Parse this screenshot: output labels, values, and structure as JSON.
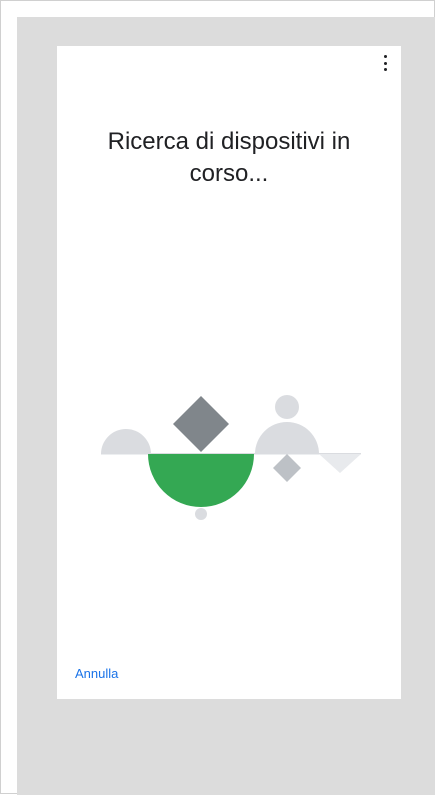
{
  "screen": {
    "title": "Ricerca di dispositivi in corso...",
    "menu_icon": "more-vert-icon",
    "illustration_icon": "device-search-illustration",
    "cancel_label": "Annulla"
  },
  "colors": {
    "accent_green": "#34a853",
    "dark_gray": "#80868b",
    "light_gray": "#dadce0",
    "link_blue": "#1a73e8",
    "background": "#dcdcdc"
  }
}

= = = = = = =

- TO BE DONE: Copy out all of the data word for word. Do not carry over any picture.

- SOLUTION TO THE EXERCISE:
Parse this screenshot: output labels, values, and structure as JSON.
{
  "screen": {
    "title": "Ricerca di dispositivi in corso...",
    "menu_icon": "more-vert-icon",
    "illustration_icon": "device-search-illustration",
    "cancel_label": "Annulla"
  },
  "colors": {
    "accent_green": "#34a853",
    "dark_gray": "#80868b",
    "light_gray": "#dadce0",
    "link_blue": "#1a73e8",
    "background": "#dcdcdc"
  }
}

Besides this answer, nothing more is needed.